• [Materials provided]
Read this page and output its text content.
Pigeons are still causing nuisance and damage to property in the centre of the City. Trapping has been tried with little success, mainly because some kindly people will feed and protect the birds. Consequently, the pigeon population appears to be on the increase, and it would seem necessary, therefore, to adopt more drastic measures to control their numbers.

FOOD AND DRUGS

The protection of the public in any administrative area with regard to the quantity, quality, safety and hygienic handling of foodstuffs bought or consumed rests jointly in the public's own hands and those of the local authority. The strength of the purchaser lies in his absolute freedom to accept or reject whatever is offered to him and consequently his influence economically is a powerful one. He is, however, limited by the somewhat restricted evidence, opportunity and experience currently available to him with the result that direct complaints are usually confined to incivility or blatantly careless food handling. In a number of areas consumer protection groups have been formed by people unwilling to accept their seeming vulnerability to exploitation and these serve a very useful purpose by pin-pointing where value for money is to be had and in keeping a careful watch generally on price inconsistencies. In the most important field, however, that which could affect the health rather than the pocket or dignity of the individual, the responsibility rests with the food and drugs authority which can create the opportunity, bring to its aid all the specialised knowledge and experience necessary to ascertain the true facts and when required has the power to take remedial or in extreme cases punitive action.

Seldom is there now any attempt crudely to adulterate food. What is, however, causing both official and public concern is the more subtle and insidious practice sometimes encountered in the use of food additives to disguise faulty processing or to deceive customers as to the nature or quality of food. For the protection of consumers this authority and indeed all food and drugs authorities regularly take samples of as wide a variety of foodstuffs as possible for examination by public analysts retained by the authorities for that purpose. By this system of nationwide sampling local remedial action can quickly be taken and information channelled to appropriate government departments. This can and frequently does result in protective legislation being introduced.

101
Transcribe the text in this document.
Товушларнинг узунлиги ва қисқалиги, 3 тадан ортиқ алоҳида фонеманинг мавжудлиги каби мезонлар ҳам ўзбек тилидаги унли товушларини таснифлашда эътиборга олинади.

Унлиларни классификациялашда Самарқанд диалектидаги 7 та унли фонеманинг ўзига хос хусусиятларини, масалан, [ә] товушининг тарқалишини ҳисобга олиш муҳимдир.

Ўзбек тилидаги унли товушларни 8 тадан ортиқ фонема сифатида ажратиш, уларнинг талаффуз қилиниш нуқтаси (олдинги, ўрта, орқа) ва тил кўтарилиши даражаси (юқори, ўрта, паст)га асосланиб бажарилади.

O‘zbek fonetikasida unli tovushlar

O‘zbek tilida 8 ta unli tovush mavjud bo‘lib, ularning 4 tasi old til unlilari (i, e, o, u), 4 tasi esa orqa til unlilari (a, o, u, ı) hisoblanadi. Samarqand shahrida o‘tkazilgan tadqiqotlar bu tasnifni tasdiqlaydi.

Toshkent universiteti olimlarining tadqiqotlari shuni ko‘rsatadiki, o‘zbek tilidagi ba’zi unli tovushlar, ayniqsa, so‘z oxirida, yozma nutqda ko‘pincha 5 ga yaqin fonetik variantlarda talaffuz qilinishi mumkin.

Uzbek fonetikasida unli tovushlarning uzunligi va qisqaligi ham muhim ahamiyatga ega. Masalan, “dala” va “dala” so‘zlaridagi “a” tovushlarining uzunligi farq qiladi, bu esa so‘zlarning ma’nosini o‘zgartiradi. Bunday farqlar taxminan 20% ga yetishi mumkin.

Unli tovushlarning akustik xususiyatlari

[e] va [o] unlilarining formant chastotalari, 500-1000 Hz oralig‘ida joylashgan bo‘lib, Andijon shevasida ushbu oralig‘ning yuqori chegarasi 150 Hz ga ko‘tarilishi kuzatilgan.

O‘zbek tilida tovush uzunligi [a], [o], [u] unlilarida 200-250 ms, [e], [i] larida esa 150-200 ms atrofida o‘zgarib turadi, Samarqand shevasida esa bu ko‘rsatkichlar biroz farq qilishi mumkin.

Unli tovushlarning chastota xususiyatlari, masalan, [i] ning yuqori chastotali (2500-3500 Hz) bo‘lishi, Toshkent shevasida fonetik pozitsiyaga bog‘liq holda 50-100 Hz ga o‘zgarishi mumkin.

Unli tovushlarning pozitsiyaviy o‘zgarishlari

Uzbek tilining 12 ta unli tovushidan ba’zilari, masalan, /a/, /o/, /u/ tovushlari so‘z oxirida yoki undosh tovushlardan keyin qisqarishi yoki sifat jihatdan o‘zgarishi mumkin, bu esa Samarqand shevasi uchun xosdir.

• [Given problem]
Extract each line from the listing above, please, and repeat it exactly.

• [The solution]
Read this page and output its text content.
Pigeons are still causing nuisance and damage to property in the centre of the City. Trapping has been tried with little success, mainly because some kindly people will feed and protect the birds. Consequently, the pigeon population appears to be on the increase, and it would seem necessary, therefore, to adopt more drastic measures to control their numbers.

FOOD AND DRUGS

The protection of the public in any administrative area with regard to the quantity, quality, safety and hygienic handling of foodstuffs bought or consumed rests jointly in the public's own hands and those of the local authority. The strength of the purchaser lies in his absolute freedom to accept or reject whatever is offered to him and consequently his influence economically is a powerful one. He is, however, limited by the somewhat restricted evidence, opportunity and experience currently available to him with the result that direct complaints are usually confined to incivility or blatantly careless food handling. In a number of areas consumer protection groups have been formed by people unwilling to accept their seeming vulnerability to exploitation and these serve a very useful purpose by pin-pointing where value for money is to be had and in keeping a careful watch generally on price inconsistencies. In the most important field, however, that which could affect the health rather than the pocket or dignity of the individual, the responsibility rests with the food and drugs authority which can create the opportunity, bring to its aid all the specialised knowledge and experience necessary to ascertain the true facts and when required has the power to take remedial or in extreme cases punitive action.

Seldom is there now any attempt crudely to adulterate food. What is, however, causing both official and public concern is the more subtle and insidious practice sometimes encountered in the use of food additives to disguise faulty processing or to deceive customers as to the nature or quality of food. For the protection of consumers this authority and indeed all food and drugs authorities regularly take samples of as wide a variety of foodstuffs as possible for examination by public analysts retained by the authorities for that purpose. By this system of nationwide sampling local remedial action can quickly be taken and information channelled to appropriate government departments. This can and frequently does result in protective legislation being introduced.

101
Transcribe the text in this document.
Товушларнинг узунлиги ва қисқалиги, 3 тадан ортиқ алоҳида фонеманинг мавжудлиги каби мезонлар ҳам ўзбек тилидаги унли товушларини таснифлашда эътиборга олинади.

Унлиларни классификациялашда Самарқанд диалектидаги 7 та унли фонеманинг ўзига хос хусусиятларини, масалан, [ә] товушининг тарқалишини ҳисобга олиш муҳимдир.

Ўзбек тилидаги унли товушларни 8 тадан ортиқ фонема сифатида ажратиш, уларнинг талаффуз қилиниш нуқтаси (олдинги, ўрта, орқа) ва тил кўтарилиши даражаси (юқори, ўрта, паст)га асосланиб бажарилади.

O‘zbek fonetikasida unli tovushlar

O‘zbek tilida 8 ta unli tovush mavjud bo‘lib, ularning 4 tasi old til unlilari (i, e, o, u), 4 tasi esa orqa til unlilari (a, o, u, ı) hisoblanadi. Samarqand shahrida o‘tkazilgan tadqiqotlar bu tasnifni tasdiqlaydi.

Toshkent universiteti olimlarining tadqiqotlari shuni ko‘rsatadiki, o‘zbek tilidagi ba’zi unli tovushlar, ayniqsa, so‘z oxirida, yozma nutqda ko‘pincha 5 ga yaqin fonetik variantlarda talaffuz qilinishi mumkin.

Uzbek fonetikasida unli tovushlarning uzunligi va qisqaligi ham muhim ahamiyatga ega. Masalan, “dala” va “dala” so‘zlaridagi “a” tovushlarining uzunligi farq qiladi, bu esa so‘zlarning ma’nosini o‘zgartiradi. Bunday farqlar taxminan 20% ga yetishi mumkin.

Unli tovushlarning akustik xususiyatlari

[e] va [o] unlilarining formant chastotalari, 500-1000 Hz oralig‘ida joylashgan bo‘lib, Andijon shevasida ushbu oralig‘ning yuqori chegarasi 150 Hz ga ko‘tarilishi kuzatilgan.

O‘zbek tilida tovush uzunligi [a], [o], [u] unlilarida 200-250 ms, [e], [i] larida esa 150-200 ms atrofida o‘zgarib turadi, Samarqand shevasida esa bu ko‘rsatkichlar biroz farq qilishi mumkin.

Unli tovushlarning chastota xususiyatlari, masalan, [i] ning yuqori chastotali (2500-3500 Hz) bo‘lishi, Toshkent shevasida fonetik pozitsiyaga bog‘liq holda 50-100 Hz ga o‘zgarishi mumkin.

Unli tovushlarning pozitsiyaviy o‘zgarishlari

Uzbek tilining 12 ta unli tovushidan ba’zilari, masalan, /a/, /o/, /u/ tovushlari so‘z oxirida yoki undosh tovushlardan keyin qisqarishi yoki sifat jihatdan o‘zgarishi mumkin, bu esa Samarqand shevasi uchun xosdir.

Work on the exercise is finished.